— Begin Records to use —
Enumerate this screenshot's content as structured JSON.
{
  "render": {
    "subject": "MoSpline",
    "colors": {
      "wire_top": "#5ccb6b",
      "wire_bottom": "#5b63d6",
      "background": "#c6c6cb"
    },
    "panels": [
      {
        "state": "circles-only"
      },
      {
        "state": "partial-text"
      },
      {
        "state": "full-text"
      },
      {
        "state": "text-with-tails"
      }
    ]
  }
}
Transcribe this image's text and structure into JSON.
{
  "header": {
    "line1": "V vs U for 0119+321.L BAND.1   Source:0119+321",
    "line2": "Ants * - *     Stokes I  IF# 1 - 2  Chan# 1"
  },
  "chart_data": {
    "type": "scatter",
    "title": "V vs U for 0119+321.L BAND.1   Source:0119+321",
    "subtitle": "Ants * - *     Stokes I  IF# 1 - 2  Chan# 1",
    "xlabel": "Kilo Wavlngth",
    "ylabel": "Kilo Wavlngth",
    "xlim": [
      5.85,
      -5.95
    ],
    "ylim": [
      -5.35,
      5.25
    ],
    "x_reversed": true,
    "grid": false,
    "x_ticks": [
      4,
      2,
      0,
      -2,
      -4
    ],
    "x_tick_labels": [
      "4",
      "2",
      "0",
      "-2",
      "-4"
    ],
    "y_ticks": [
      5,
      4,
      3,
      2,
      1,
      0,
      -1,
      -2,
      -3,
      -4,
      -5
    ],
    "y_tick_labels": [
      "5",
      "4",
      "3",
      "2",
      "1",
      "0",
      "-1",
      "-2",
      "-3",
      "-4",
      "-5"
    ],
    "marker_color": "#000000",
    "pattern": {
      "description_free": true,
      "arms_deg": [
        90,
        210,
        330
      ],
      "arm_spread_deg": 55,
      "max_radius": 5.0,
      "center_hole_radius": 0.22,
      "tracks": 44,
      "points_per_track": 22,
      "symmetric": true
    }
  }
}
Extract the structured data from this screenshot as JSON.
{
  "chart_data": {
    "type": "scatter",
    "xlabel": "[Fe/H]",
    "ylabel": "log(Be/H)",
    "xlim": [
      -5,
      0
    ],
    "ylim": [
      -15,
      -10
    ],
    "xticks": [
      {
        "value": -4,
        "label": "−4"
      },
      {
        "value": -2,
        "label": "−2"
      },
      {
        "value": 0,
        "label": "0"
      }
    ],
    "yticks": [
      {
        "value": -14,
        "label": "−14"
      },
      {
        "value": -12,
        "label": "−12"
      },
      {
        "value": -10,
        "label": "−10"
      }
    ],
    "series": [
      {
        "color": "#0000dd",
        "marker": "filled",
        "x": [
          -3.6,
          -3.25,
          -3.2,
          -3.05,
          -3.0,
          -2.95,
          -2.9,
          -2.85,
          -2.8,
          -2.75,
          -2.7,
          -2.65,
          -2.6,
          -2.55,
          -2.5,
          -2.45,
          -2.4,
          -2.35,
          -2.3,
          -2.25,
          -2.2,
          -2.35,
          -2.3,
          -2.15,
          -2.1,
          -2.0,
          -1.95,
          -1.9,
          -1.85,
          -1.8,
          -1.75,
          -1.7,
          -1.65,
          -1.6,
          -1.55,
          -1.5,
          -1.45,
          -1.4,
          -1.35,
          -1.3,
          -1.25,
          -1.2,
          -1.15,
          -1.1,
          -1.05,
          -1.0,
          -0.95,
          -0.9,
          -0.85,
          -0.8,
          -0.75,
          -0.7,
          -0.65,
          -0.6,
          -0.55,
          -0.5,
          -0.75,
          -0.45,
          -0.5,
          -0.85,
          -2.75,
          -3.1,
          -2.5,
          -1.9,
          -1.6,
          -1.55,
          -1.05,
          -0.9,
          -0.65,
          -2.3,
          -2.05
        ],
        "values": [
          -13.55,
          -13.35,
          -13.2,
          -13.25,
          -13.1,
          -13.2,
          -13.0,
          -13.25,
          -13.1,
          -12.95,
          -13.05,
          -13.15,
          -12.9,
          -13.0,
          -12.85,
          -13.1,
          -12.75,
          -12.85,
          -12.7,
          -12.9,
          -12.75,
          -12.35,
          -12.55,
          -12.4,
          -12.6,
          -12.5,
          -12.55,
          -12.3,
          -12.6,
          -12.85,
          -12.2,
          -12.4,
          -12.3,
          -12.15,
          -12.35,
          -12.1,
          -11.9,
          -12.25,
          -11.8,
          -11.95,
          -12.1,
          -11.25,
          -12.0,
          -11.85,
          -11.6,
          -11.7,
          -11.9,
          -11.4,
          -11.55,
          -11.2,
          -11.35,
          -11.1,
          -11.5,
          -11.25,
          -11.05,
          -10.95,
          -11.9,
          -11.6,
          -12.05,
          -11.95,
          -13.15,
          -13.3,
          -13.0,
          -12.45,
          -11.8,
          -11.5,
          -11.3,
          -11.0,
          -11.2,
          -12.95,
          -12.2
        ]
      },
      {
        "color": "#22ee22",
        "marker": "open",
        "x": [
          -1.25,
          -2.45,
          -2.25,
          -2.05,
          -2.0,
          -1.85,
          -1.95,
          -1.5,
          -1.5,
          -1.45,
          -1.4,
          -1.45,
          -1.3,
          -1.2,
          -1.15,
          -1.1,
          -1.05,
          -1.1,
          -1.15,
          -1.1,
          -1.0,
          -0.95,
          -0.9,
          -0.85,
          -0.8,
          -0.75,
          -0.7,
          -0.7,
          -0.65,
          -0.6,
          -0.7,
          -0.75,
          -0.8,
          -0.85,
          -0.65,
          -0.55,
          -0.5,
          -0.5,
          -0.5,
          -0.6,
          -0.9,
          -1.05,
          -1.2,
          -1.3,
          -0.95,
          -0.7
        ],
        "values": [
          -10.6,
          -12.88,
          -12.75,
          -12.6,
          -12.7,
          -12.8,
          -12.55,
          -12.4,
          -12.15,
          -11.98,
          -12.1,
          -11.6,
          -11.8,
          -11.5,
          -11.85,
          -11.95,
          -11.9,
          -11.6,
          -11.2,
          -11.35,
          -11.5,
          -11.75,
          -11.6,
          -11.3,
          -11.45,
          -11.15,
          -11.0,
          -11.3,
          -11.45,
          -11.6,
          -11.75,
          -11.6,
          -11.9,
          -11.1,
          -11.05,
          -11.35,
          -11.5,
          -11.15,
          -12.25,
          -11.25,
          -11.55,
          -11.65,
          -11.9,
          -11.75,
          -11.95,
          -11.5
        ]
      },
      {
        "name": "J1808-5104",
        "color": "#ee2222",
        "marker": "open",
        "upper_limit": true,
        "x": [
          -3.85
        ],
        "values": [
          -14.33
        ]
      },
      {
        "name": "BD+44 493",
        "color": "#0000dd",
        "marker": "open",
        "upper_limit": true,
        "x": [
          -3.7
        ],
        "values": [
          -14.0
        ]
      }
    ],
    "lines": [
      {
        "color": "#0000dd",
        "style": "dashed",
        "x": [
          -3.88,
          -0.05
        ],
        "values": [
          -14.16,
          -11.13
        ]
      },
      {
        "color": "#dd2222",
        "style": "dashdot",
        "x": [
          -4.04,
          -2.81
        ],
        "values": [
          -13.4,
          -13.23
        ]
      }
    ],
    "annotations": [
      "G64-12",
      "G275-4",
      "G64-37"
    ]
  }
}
— End Records to use —
Copy each line of the data exactly, leaving nothing out.

→ Correct answer:
Enumerate this screenshot's content as structured JSON.
{
  "render": {
    "subject": "MoSpline",
    "colors": {
      "wire_top": "#5ccb6b",
      "wire_bottom": "#5b63d6",
      "background": "#c6c6cb"
    },
    "panels": [
      {
        "state": "circles-only"
      },
      {
        "state": "partial-text"
      },
      {
        "state": "full-text"
      },
      {
        "state": "text-with-tails"
      }
    ]
  }
}
Transcribe this image's text and structure into JSON.
{
  "header": {
    "line1": "V vs U for 0119+321.L BAND.1   Source:0119+321",
    "line2": "Ants * - *     Stokes I  IF# 1 - 2  Chan# 1"
  },
  "chart_data": {
    "type": "scatter",
    "title": "V vs U for 0119+321.L BAND.1   Source:0119+321",
    "subtitle": "Ants * - *     Stokes I  IF# 1 - 2  Chan# 1",
    "xlabel": "Kilo Wavlngth",
    "ylabel": "Kilo Wavlngth",
    "xlim": [
      5.85,
      -5.95
    ],
    "ylim": [
      -5.35,
      5.25
    ],
    "x_reversed": true,
    "grid": false,
    "x_ticks": [
      4,
      2,
      0,
      -2,
      -4
    ],
    "x_tick_labels": [
      "4",
      "2",
      "0",
      "-2",
      "-4"
    ],
    "y_ticks": [
      5,
      4,
      3,
      2,
      1,
      0,
      -1,
      -2,
      -3,
      -4,
      -5
    ],
    "y_tick_labels": [
      "5",
      "4",
      "3",
      "2",
      "1",
      "0",
      "-1",
      "-2",
      "-3",
      "-4",
      "-5"
    ],
    "marker_color": "#000000",
    "pattern": {
      "description_free": true,
      "arms_deg": [
        90,
        210,
        330
      ],
      "arm_spread_deg": 55,
      "max_radius": 5.0,
      "center_hole_radius": 0.22,
      "tracks": 44,
      "points_per_track": 22,
      "symmetric": true
    }
  }
}
Extract the structured data from this screenshot as JSON.
{
  "chart_data": {
    "type": "scatter",
    "xlabel": "[Fe/H]",
    "ylabel": "log(Be/H)",
    "xlim": [
      -5,
      0
    ],
    "ylim": [
      -15,
      -10
    ],
    "xticks": [
      {
        "value": -4,
        "label": "−4"
      },
      {
        "value": -2,
        "label": "−2"
      },
      {
        "value": 0,
        "label": "0"
      }
    ],
    "yticks": [
      {
        "value": -14,
        "label": "−14"
      },
      {
        "value": -12,
        "label": "−12"
      },
      {
        "value": -10,
        "label": "−10"
      }
    ],
    "series": [
      {
        "color": "#0000dd",
        "marker": "filled",
        "x": [
          -3.6,
          -3.25,
          -3.2,
          -3.05,
          -3.0,
          -2.95,
          -2.9,
          -2.85,
          -2.8,
          -2.75,
          -2.7,
          -2.65,
          -2.6,
          -2.55,
          -2.5,
          -2.45,
          -2.4,
          -2.35,
          -2.3,
          -2.25,
          -2.2,
          -2.35,
          -2.3,
          -2.15,
          -2.1,
          -2.0,
          -1.95,
          -1.9,
          -1.85,
          -1.8,
          -1.75,
          -1.7,
          -1.65,
          -1.6,
          -1.55,
          -1.5,
          -1.45,
          -1.4,
          -1.35,
          -1.3,
          -1.25,
          -1.2,
          -1.15,
          -1.1,
          -1.05,
          -1.0,
          -0.95,
          -0.9,
          -0.85,
          -0.8,
          -0.75,
          -0.7,
          -0.65,
          -0.6,
          -0.55,
          -0.5,
          -0.75,
          -0.45,
          -0.5,
          -0.85,
          -2.75,
          -3.1,
          -2.5,
          -1.9,
          -1.6,
          -1.55,
          -1.05,
          -0.9,
          -0.65,
          -2.3,
          -2.05
        ],
        "values": [
          -13.55,
          -13.35,
          -13.2,
          -13.25,
          -13.1,
          -13.2,
          -13.0,
          -13.25,
          -13.1,
          -12.95,
          -13.05,
          -13.15,
          -12.9,
          -13.0,
          -12.85,
          -13.1,
          -12.75,
          -12.85,
          -12.7,
          -12.9,
          -12.75,
          -12.35,
          -12.55,
          -12.4,
          -12.6,
          -12.5,
          -12.55,
          -12.3,
          -12.6,
          -12.85,
          -12.2,
          -12.4,
          -12.3,
          -12.15,
          -12.35,
          -12.1,
          -11.9,
          -12.25,
          -11.8,
          -11.95,
          -12.1,
          -11.25,
          -12.0,
          -11.85,
          -11.6,
          -11.7,
          -11.9,
          -11.4,
          -11.55,
          -11.2,
          -11.35,
          -11.1,
          -11.5,
          -11.25,
          -11.05,
          -10.95,
          -11.9,
          -11.6,
          -12.05,
          -11.95,
          -13.15,
          -13.3,
          -13.0,
          -12.45,
          -11.8,
          -11.5,
          -11.3,
          -11.0,
          -11.2,
          -12.95,
          -12.2
        ]
      },
      {
        "color": "#22ee22",
        "marker": "open",
        "x": [
          -1.25,
          -2.45,
          -2.25,
          -2.05,
          -2.0,
          -1.85,
          -1.95,
          -1.5,
          -1.5,
          -1.45,
          -1.4,
          -1.45,
          -1.3,
          -1.2,
          -1.15,
          -1.1,
          -1.05,
          -1.1,
          -1.15,
          -1.1,
          -1.0,
          -0.95,
          -0.9,
          -0.85,
          -0.8,
          -0.75,
          -0.7,
          -0.7,
          -0.65,
          -0.6,
          -0.7,
          -0.75,
          -0.8,
          -0.85,
          -0.65,
          -0.55,
          -0.5,
          -0.5,
          -0.5,
          -0.6,
          -0.9,
          -1.05,
          -1.2,
          -1.3,
          -0.95,
          -0.7
        ],
        "values": [
          -10.6,
          -12.88,
          -12.75,
          -12.6,
          -12.7,
          -12.8,
          -12.55,
          -12.4,
          -12.15,
          -11.98,
          -12.1,
          -11.6,
          -11.8,
          -11.5,
          -11.85,
          -11.95,
          -11.9,
          -11.6,
          -11.2,
          -11.35,
          -11.5,
          -11.75,
          -11.6,
          -11.3,
          -11.45,
          -11.15,
          -11.0,
          -11.3,
          -11.45,
          -11.6,
          -11.75,
          -11.6,
          -11.9,
          -11.1,
          -11.05,
          -11.35,
          -11.5,
          -11.15,
          -12.25,
          -11.25,
          -11.55,
          -11.65,
          -11.9,
          -11.75,
          -11.95,
          -11.5
        ]
      },
      {
        "name": "J1808-5104",
        "color": "#ee2222",
        "marker": "open",
        "upper_limit": true,
        "x": [
          -3.85
        ],
        "values": [
          -14.33
        ]
      },
      {
        "name": "BD+44 493",
        "color": "#0000dd",
        "marker": "open",
        "upper_limit": true,
        "x": [
          -3.7
        ],
        "values": [
          -14.0
        ]
      }
    ],
    "lines": [
      {
        "color": "#0000dd",
        "style": "dashed",
        "x": [
          -3.88,
          -0.05
        ],
        "values": [
          -14.16,
          -11.13
        ]
      },
      {
        "color": "#dd2222",
        "style": "dashdot",
        "x": [
          -4.04,
          -2.81
        ],
        "values": [
          -13.4,
          -13.23
        ]
      }
    ],
    "annotations": [
      "G64-12",
      "G275-4",
      "G64-37"
    ]
  }
}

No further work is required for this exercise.